** start **

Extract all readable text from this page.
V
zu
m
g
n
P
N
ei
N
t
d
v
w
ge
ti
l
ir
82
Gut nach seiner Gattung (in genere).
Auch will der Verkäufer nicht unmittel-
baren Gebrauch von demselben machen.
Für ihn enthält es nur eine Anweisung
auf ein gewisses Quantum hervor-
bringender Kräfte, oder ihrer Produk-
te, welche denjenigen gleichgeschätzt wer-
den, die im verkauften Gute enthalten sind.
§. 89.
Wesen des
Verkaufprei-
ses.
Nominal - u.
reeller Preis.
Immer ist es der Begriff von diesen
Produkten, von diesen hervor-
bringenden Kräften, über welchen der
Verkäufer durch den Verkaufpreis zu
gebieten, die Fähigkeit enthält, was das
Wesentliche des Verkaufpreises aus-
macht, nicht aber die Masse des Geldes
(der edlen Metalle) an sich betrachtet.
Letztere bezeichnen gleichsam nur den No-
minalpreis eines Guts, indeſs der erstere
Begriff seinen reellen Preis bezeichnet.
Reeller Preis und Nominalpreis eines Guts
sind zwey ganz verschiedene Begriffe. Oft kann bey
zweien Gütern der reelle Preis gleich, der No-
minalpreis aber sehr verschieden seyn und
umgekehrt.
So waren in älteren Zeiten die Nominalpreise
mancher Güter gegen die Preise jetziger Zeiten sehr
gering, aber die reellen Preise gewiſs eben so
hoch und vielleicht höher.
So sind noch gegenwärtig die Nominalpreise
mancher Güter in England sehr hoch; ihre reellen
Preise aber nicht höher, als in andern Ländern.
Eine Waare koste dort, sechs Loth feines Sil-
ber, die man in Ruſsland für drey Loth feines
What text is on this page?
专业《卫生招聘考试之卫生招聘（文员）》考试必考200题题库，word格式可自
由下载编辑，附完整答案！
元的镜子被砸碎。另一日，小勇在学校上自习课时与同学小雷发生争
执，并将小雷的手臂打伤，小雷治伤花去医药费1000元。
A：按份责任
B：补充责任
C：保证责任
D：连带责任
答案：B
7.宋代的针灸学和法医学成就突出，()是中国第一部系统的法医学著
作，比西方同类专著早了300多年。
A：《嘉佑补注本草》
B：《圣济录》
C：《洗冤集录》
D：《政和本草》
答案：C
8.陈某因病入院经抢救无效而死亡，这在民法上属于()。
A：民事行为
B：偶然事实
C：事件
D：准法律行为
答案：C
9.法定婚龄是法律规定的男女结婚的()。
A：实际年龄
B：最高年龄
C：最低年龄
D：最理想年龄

** end **

• **TASK PROMPT**: Quote only the lines from the line containing "What text is on this page?" through the end of the entries, keeping the first and the last.

• **SOLUTION TO THE PROBLEM**:
What text is on this page?
专业《卫生招聘考试之卫生招聘（文员）》考试必考200题题库，word格式可自
由下载编辑，附完整答案！
元的镜子被砸碎。另一日，小勇在学校上自习课时与同学小雷发生争
执，并将小雷的手臂打伤，小雷治伤花去医药费1000元。
A：按份责任
B：补充责任
C：保证责任
D：连带责任
答案：B
7.宋代的针灸学和法医学成就突出，()是中国第一部系统的法医学著
作，比西方同类专著早了300多年。
A：《嘉佑补注本草》
B：《圣济录》
C：《洗冤集录》
D：《政和本草》
答案：C
8.陈某因病入院经抢救无效而死亡，这在民法上属于()。
A：民事行为
B：偶然事实
C：事件
D：准法律行为
答案：C
9.法定婚龄是法律规定的男女结婚的()。
A：实际年龄
B：最高年龄
C：最低年龄
D：最理想年龄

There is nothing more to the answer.